Stated problem ▸
Search the material for the string "поддержка", then return every line where it is found.

Data excerpts:
··········

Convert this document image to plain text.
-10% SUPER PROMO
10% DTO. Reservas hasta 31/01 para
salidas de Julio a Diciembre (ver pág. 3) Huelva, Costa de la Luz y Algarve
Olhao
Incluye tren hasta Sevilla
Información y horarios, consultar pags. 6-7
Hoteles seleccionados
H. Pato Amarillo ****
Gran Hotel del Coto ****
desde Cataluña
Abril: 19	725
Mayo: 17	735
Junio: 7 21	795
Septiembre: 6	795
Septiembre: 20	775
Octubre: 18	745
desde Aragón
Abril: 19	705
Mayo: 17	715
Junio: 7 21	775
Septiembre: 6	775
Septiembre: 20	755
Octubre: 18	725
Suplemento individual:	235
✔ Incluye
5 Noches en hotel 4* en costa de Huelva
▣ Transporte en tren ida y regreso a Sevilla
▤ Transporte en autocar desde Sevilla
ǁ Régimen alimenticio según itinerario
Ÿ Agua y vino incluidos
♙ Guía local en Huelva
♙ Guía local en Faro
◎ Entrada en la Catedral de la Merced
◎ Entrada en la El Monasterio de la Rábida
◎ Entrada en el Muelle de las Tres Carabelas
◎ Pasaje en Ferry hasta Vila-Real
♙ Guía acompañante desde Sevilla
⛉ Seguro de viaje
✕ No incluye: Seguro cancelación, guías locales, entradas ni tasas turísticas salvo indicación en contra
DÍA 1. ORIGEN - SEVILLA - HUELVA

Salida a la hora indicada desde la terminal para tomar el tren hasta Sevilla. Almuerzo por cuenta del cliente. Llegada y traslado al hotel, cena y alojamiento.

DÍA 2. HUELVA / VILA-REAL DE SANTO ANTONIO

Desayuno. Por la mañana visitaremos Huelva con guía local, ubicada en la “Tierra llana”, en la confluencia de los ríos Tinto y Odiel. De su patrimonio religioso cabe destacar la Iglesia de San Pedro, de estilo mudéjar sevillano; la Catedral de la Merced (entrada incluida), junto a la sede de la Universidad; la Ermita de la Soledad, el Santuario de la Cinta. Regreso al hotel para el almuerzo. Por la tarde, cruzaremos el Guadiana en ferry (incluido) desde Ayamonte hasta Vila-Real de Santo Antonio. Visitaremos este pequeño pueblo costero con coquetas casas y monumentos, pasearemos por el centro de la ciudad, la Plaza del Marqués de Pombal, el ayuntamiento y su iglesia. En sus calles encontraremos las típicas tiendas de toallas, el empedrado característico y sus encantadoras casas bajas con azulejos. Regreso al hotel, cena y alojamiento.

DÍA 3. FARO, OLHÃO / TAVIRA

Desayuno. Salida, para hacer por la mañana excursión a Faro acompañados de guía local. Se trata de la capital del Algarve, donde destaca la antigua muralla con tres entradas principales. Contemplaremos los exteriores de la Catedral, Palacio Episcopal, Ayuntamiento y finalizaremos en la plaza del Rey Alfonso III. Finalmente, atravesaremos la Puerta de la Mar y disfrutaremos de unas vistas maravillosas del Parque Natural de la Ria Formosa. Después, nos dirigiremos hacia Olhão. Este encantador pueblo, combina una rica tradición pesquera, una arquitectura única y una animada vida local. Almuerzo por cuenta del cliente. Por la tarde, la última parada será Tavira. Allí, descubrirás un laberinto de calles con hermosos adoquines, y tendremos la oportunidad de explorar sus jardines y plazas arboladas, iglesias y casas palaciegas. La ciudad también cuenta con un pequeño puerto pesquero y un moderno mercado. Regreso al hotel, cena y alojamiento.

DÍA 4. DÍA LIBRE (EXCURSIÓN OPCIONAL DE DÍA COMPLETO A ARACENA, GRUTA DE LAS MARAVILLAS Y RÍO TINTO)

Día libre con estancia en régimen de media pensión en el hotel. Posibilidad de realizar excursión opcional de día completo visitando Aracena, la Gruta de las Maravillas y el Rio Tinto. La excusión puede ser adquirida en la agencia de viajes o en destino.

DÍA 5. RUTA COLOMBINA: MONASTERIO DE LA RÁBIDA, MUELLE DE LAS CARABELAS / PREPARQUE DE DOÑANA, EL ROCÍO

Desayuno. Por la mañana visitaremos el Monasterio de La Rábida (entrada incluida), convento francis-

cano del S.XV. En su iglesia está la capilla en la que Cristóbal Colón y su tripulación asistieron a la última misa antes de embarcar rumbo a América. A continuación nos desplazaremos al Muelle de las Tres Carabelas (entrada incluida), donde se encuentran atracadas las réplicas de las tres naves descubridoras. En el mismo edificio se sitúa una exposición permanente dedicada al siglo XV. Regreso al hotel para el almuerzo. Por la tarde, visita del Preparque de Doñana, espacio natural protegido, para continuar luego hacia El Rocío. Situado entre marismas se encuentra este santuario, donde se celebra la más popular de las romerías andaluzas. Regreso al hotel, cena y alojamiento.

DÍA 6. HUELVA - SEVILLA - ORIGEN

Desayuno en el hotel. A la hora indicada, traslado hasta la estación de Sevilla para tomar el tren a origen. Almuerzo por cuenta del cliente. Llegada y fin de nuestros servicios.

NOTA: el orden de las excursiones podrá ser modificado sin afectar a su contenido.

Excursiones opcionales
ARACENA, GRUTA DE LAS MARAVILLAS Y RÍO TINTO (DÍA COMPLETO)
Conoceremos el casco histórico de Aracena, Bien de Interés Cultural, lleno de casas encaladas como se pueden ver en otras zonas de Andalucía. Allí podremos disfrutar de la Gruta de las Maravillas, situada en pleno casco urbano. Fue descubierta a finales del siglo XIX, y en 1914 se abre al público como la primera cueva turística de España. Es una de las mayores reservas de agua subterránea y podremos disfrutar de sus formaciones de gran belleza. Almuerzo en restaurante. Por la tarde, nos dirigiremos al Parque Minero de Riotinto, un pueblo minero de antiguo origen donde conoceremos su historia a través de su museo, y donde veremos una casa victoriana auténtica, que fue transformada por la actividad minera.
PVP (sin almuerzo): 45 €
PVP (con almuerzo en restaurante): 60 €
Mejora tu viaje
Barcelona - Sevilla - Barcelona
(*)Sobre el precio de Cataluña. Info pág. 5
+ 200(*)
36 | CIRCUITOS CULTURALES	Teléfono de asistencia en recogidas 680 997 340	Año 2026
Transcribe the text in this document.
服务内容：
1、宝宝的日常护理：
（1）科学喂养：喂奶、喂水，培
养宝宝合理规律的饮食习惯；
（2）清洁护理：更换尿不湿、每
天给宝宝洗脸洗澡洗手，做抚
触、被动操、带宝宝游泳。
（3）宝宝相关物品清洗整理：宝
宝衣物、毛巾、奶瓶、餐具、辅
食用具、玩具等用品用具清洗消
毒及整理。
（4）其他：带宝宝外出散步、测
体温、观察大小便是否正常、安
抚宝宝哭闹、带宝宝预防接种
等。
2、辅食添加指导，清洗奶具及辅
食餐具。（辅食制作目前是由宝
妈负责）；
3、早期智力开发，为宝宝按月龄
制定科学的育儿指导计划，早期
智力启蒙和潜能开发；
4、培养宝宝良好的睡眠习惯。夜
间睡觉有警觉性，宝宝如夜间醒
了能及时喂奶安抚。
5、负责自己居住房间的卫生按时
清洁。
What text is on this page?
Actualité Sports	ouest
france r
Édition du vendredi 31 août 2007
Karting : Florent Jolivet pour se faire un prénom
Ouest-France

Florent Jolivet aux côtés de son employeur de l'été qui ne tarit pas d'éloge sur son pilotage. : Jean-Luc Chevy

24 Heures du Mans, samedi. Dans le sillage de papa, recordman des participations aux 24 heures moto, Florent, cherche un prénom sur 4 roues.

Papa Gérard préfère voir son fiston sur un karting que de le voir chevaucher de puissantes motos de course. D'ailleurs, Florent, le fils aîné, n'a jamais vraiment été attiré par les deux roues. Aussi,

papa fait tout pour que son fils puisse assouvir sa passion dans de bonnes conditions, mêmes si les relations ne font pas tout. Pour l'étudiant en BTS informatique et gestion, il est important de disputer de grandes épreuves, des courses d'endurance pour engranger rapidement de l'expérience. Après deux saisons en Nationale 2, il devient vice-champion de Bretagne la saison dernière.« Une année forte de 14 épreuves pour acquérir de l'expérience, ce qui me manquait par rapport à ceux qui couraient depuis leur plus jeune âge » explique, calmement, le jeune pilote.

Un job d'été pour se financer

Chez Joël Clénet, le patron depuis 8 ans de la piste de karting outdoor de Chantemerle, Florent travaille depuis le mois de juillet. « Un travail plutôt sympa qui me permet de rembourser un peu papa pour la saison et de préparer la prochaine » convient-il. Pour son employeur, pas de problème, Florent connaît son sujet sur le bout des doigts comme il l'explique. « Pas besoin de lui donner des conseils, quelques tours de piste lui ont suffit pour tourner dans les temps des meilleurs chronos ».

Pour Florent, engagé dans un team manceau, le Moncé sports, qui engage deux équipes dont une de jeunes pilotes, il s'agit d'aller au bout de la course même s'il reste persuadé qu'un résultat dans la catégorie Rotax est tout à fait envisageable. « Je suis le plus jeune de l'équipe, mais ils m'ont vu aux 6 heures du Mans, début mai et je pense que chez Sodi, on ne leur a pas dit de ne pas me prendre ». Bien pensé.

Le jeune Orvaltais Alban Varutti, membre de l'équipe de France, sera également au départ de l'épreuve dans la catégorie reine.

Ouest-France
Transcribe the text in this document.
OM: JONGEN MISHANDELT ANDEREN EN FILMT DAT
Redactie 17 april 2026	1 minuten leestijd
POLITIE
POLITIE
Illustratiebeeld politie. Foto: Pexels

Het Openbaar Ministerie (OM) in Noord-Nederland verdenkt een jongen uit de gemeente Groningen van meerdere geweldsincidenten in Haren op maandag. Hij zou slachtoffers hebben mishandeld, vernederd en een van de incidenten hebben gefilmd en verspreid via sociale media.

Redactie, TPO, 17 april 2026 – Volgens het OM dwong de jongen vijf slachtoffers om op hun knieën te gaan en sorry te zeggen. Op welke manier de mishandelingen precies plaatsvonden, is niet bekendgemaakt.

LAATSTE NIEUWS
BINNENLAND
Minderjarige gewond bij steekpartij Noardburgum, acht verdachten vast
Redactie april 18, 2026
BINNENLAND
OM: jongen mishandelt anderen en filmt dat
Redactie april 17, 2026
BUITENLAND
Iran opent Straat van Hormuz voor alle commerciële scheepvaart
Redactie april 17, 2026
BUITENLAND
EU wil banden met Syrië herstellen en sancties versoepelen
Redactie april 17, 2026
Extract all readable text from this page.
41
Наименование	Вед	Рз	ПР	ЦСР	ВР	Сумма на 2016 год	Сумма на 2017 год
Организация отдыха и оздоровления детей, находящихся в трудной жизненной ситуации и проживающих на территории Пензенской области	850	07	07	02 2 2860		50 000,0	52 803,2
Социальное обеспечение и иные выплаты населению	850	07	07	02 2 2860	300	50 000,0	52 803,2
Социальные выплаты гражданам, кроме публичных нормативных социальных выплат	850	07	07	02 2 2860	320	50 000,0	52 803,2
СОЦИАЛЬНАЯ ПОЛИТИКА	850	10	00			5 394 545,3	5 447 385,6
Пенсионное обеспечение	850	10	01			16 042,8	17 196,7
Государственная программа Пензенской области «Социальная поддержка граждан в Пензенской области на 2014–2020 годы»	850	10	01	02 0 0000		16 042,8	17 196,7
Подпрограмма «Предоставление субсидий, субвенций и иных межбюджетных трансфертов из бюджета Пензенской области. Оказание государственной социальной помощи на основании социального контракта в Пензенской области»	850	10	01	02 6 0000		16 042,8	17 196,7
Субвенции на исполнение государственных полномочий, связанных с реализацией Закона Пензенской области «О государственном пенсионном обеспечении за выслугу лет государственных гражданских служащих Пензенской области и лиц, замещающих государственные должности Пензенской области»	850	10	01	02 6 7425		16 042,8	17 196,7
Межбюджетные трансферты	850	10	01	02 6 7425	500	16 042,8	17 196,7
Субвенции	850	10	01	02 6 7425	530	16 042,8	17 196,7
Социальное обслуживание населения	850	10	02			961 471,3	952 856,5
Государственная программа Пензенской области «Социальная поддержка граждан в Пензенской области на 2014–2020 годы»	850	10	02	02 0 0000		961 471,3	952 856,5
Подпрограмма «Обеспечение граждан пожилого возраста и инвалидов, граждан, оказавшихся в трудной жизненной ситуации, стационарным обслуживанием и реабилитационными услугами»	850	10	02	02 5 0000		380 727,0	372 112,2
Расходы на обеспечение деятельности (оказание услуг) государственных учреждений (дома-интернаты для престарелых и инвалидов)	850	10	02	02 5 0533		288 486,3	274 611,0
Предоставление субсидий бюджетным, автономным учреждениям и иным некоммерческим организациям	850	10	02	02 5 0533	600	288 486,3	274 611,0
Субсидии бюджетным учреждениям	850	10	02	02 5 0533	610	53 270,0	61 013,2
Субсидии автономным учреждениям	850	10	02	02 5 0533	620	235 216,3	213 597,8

··········

Answer for the task ▸
Государственная программа Пензенской области «Социальная поддержка граждан в Пензенской области на 2014–2020 годы»	850	10	01	02 0 0000		16 042,8	17 196,7
Государственная программа Пензенской области «Социальная поддержка граждан в Пензенской области на 2014–2020 годы»	850	10	02	02 0 0000		961 471,3	952 856,5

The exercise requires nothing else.